◆ **INSTRUCTIONS FOR THE TASK**
Set down all of the entries word for word, omitting the images they contain.

◆ **RECORDS SHOWN**
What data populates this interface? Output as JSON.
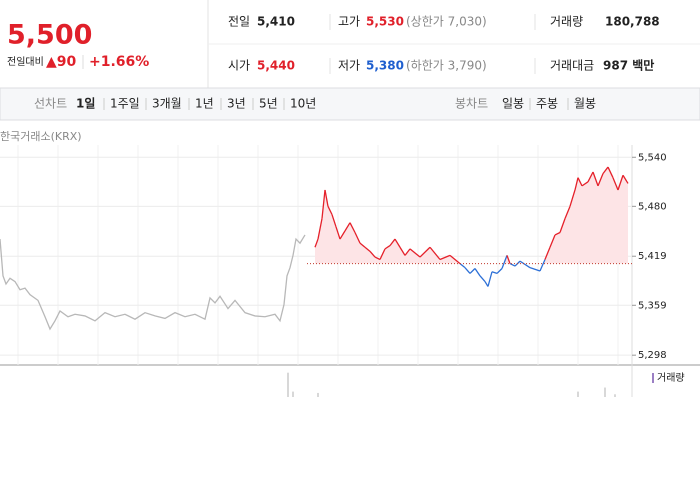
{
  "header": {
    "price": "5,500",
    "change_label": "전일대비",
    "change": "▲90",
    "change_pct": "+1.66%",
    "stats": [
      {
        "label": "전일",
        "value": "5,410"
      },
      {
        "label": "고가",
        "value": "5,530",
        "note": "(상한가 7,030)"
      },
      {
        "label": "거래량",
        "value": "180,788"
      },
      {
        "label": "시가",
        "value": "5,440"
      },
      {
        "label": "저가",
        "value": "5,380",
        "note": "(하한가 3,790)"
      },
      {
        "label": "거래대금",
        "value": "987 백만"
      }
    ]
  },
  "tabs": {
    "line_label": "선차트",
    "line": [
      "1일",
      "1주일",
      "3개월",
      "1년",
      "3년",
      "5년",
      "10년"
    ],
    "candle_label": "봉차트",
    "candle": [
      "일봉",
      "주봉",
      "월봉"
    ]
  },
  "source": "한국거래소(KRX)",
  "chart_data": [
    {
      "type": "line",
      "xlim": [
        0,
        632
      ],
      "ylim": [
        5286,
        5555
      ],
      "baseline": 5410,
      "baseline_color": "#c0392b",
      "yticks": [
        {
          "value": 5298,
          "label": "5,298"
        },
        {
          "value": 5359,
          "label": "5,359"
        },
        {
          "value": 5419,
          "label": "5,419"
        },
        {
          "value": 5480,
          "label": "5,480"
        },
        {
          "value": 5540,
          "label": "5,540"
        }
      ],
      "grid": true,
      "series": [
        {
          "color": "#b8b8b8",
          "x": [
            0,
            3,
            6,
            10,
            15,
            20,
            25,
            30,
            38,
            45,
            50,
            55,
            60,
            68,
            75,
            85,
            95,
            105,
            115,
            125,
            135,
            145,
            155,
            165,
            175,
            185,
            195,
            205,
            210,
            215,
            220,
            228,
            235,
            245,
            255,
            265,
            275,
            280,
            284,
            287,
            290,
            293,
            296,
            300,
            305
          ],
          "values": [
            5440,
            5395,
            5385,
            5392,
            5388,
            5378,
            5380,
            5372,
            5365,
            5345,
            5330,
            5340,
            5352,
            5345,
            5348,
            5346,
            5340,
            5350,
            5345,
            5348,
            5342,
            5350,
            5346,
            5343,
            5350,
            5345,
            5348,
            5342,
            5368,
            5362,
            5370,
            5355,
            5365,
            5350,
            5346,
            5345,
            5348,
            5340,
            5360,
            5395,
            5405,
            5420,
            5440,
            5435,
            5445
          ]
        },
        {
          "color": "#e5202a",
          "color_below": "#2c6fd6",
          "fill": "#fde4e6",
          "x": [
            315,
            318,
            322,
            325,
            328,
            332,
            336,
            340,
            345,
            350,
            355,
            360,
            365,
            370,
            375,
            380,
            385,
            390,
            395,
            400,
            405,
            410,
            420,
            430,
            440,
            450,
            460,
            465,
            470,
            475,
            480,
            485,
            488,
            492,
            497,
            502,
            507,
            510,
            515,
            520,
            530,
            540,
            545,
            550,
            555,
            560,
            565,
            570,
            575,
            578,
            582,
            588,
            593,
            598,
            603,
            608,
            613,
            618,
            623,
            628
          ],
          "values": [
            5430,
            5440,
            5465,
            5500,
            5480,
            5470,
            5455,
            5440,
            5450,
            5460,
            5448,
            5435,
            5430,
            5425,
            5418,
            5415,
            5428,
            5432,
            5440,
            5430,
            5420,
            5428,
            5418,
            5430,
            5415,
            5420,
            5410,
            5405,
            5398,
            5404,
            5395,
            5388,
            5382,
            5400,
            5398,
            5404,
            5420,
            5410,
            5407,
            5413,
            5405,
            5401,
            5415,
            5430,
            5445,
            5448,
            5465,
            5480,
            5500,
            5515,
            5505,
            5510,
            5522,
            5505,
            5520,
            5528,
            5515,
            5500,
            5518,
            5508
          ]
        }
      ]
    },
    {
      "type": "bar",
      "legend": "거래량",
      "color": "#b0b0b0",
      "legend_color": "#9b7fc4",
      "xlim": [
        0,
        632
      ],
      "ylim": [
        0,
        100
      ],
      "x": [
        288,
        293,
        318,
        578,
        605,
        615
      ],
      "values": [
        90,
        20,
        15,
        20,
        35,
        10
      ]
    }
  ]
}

◆ **EXERCISE RESULT**
What data populates this interface? Output as JSON.
{
  "header": {
    "price": "5,500",
    "change_label": "전일대비",
    "change": "▲90",
    "change_pct": "+1.66%",
    "stats": [
      {
        "label": "전일",
        "value": "5,410"
      },
      {
        "label": "고가",
        "value": "5,530",
        "note": "(상한가 7,030)"
      },
      {
        "label": "거래량",
        "value": "180,788"
      },
      {
        "label": "시가",
        "value": "5,440"
      },
      {
        "label": "저가",
        "value": "5,380",
        "note": "(하한가 3,790)"
      },
      {
        "label": "거래대금",
        "value": "987 백만"
      }
    ]
  },
  "tabs": {
    "line_label": "선차트",
    "line": [
      "1일",
      "1주일",
      "3개월",
      "1년",
      "3년",
      "5년",
      "10년"
    ],
    "candle_label": "봉차트",
    "candle": [
      "일봉",
      "주봉",
      "월봉"
    ]
  },
  "source": "한국거래소(KRX)",
  "chart_data": [
    {
      "type": "line",
      "xlim": [
        0,
        632
      ],
      "ylim": [
        5286,
        5555
      ],
      "baseline": 5410,
      "baseline_color": "#c0392b",
      "yticks": [
        {
          "value": 5298,
          "label": "5,298"
        },
        {
          "value": 5359,
          "label": "5,359"
        },
        {
          "value": 5419,
          "label": "5,419"
        },
        {
          "value": 5480,
          "label": "5,480"
        },
        {
          "value": 5540,
          "label": "5,540"
        }
      ],
      "grid": true,
      "series": [
        {
          "color": "#b8b8b8",
          "x": [
            0,
            3,
            6,
            10,
            15,
            20,
            25,
            30,
            38,
            45,
            50,
            55,
            60,
            68,
            75,
            85,
            95,
            105,
            115,
            125,
            135,
            145,
            155,
            165,
            175,
            185,
            195,
            205,
            210,
            215,
            220,
            228,
            235,
            245,
            255,
            265,
            275,
            280,
            284,
            287,
            290,
            293,
            296,
            300,
            305
          ],
          "values": [
            5440,
            5395,
            5385,
            5392,
            5388,
            5378,
            5380,
            5372,
            5365,
            5345,
            5330,
            5340,
            5352,
            5345,
            5348,
            5346,
            5340,
            5350,
            5345,
            5348,
            5342,
            5350,
            5346,
            5343,
            5350,
            5345,
            5348,
            5342,
            5368,
            5362,
            5370,
            5355,
            5365,
            5350,
            5346,
            5345,
            5348,
            5340,
            5360,
            5395,
            5405,
            5420,
            5440,
            5435,
            5445
          ]
        },
        {
          "color": "#e5202a",
          "color_below": "#2c6fd6",
          "fill": "#fde4e6",
          "x": [
            315,
            318,
            322,
            325,
            328,
            332,
            336,
            340,
            345,
            350,
            355,
            360,
            365,
            370,
            375,
            380,
            385,
            390,
            395,
            400,
            405,
            410,
            420,
            430,
            440,
            450,
            460,
            465,
            470,
            475,
            480,
            485,
            488,
            492,
            497,
            502,
            507,
            510,
            515,
            520,
            530,
            540,
            545,
            550,
            555,
            560,
            565,
            570,
            575,
            578,
            582,
            588,
            593,
            598,
            603,
            608,
            613,
            618,
            623,
            628
          ],
          "values": [
            5430,
            5440,
            5465,
            5500,
            5480,
            5470,
            5455,
            5440,
            5450,
            5460,
            5448,
            5435,
            5430,
            5425,
            5418,
            5415,
            5428,
            5432,
            5440,
            5430,
            5420,
            5428,
            5418,
            5430,
            5415,
            5420,
            5410,
            5405,
            5398,
            5404,
            5395,
            5388,
            5382,
            5400,
            5398,
            5404,
            5420,
            5410,
            5407,
            5413,
            5405,
            5401,
            5415,
            5430,
            5445,
            5448,
            5465,
            5480,
            5500,
            5515,
            5505,
            5510,
            5522,
            5505,
            5520,
            5528,
            5515,
            5500,
            5518,
            5508
          ]
        }
      ]
    },
    {
      "type": "bar",
      "legend": "거래량",
      "color": "#b0b0b0",
      "legend_color": "#9b7fc4",
      "xlim": [
        0,
        632
      ],
      "ylim": [
        0,
        100
      ],
      "x": [
        288,
        293,
        318,
        578,
        605,
        615
      ],
      "values": [
        90,
        20,
        15,
        20,
        35,
        10
      ]
    }
  ]
}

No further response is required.